### TASK INPUTS

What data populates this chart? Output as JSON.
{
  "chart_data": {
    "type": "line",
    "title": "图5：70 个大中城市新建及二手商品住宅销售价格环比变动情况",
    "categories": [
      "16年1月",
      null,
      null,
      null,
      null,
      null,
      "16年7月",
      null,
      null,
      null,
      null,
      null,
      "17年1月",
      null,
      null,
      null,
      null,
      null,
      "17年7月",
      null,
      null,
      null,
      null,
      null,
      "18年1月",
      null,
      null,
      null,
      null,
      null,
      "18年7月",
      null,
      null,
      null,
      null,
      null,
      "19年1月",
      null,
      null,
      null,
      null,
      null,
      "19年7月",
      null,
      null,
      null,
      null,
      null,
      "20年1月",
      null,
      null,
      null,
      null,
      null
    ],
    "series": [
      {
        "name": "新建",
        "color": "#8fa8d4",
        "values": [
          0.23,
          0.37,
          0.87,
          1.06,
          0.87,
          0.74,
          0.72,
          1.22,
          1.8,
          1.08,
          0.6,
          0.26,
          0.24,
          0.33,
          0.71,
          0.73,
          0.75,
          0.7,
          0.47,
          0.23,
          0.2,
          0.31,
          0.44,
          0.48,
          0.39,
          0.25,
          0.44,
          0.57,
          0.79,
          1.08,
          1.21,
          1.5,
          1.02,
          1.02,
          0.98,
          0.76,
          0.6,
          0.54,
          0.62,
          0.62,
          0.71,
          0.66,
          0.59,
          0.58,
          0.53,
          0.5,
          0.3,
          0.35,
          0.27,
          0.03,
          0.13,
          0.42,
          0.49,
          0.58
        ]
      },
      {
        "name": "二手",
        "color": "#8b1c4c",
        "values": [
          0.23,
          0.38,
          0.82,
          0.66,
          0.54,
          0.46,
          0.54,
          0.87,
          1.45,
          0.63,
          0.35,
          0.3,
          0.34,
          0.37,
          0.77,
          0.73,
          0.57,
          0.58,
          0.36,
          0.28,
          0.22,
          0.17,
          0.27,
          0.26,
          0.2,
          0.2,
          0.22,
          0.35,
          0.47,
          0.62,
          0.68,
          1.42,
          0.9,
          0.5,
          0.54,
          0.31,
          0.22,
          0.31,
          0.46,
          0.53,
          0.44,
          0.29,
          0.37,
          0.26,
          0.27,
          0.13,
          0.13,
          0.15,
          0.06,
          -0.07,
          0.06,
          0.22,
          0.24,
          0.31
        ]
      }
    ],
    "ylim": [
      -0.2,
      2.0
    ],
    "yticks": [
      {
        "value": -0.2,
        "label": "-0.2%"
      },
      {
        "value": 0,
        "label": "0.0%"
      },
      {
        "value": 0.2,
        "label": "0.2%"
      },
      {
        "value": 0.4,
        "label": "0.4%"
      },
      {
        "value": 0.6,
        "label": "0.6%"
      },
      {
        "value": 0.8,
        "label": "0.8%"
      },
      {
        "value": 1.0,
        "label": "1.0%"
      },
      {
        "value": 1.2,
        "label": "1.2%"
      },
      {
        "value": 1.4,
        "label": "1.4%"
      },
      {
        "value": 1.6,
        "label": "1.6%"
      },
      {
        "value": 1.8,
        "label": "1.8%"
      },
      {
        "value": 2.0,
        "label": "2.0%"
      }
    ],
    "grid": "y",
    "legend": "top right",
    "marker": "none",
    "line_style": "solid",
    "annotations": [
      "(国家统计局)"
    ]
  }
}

### GIVEN PROBLEM
The data above must be returned in full, exactly as written.

### REPLY TO THE TASK
What data populates this chart? Output as JSON.
{
  "chart_data": {
    "type": "line",
    "title": "图5：70 个大中城市新建及二手商品住宅销售价格环比变动情况",
    "categories": [
      "16年1月",
      null,
      null,
      null,
      null,
      null,
      "16年7月",
      null,
      null,
      null,
      null,
      null,
      "17年1月",
      null,
      null,
      null,
      null,
      null,
      "17年7月",
      null,
      null,
      null,
      null,
      null,
      "18年1月",
      null,
      null,
      null,
      null,
      null,
      "18年7月",
      null,
      null,
      null,
      null,
      null,
      "19年1月",
      null,
      null,
      null,
      null,
      null,
      "19年7月",
      null,
      null,
      null,
      null,
      null,
      "20年1月",
      null,
      null,
      null,
      null,
      null
    ],
    "series": [
      {
        "name": "新建",
        "color": "#8fa8d4",
        "values": [
          0.23,
          0.37,
          0.87,
          1.06,
          0.87,
          0.74,
          0.72,
          1.22,
          1.8,
          1.08,
          0.6,
          0.26,
          0.24,
          0.33,
          0.71,
          0.73,
          0.75,
          0.7,
          0.47,
          0.23,
          0.2,
          0.31,
          0.44,
          0.48,
          0.39,
          0.25,
          0.44,
          0.57,
          0.79,
          1.08,
          1.21,
          1.5,
          1.02,
          1.02,
          0.98,
          0.76,
          0.6,
          0.54,
          0.62,
          0.62,
          0.71,
          0.66,
          0.59,
          0.58,
          0.53,
          0.5,
          0.3,
          0.35,
          0.27,
          0.03,
          0.13,
          0.42,
          0.49,
          0.58
        ]
      },
      {
        "name": "二手",
        "color": "#8b1c4c",
        "values": [
          0.23,
          0.38,
          0.82,
          0.66,
          0.54,
          0.46,
          0.54,
          0.87,
          1.45,
          0.63,
          0.35,
          0.3,
          0.34,
          0.37,
          0.77,
          0.73,
          0.57,
          0.58,
          0.36,
          0.28,
          0.22,
          0.17,
          0.27,
          0.26,
          0.2,
          0.2,
          0.22,
          0.35,
          0.47,
          0.62,
          0.68,
          1.42,
          0.9,
          0.5,
          0.54,
          0.31,
          0.22,
          0.31,
          0.46,
          0.53,
          0.44,
          0.29,
          0.37,
          0.26,
          0.27,
          0.13,
          0.13,
          0.15,
          0.06,
          -0.07,
          0.06,
          0.22,
          0.24,
          0.31
        ]
      }
    ],
    "ylim": [
      -0.2,
      2.0
    ],
    "yticks": [
      {
        "value": -0.2,
        "label": "-0.2%"
      },
      {
        "value": 0,
        "label": "0.0%"
      },
      {
        "value": 0.2,
        "label": "0.2%"
      },
      {
        "value": 0.4,
        "label": "0.4%"
      },
      {
        "value": 0.6,
        "label": "0.6%"
      },
      {
        "value": 0.8,
        "label": "0.8%"
      },
      {
        "value": 1.0,
        "label": "1.0%"
      },
      {
        "value": 1.2,
        "label": "1.2%"
      },
      {
        "value": 1.4,
        "label": "1.4%"
      },
      {
        "value": 1.6,
        "label": "1.6%"
      },
      {
        "value": 1.8,
        "label": "1.8%"
      },
      {
        "value": 2.0,
        "label": "2.0%"
      }
    ],
    "grid": "y",
    "legend": "top right",
    "marker": "none",
    "line_style": "solid",
    "annotations": [
      "(国家统计局)"
    ]
  }
}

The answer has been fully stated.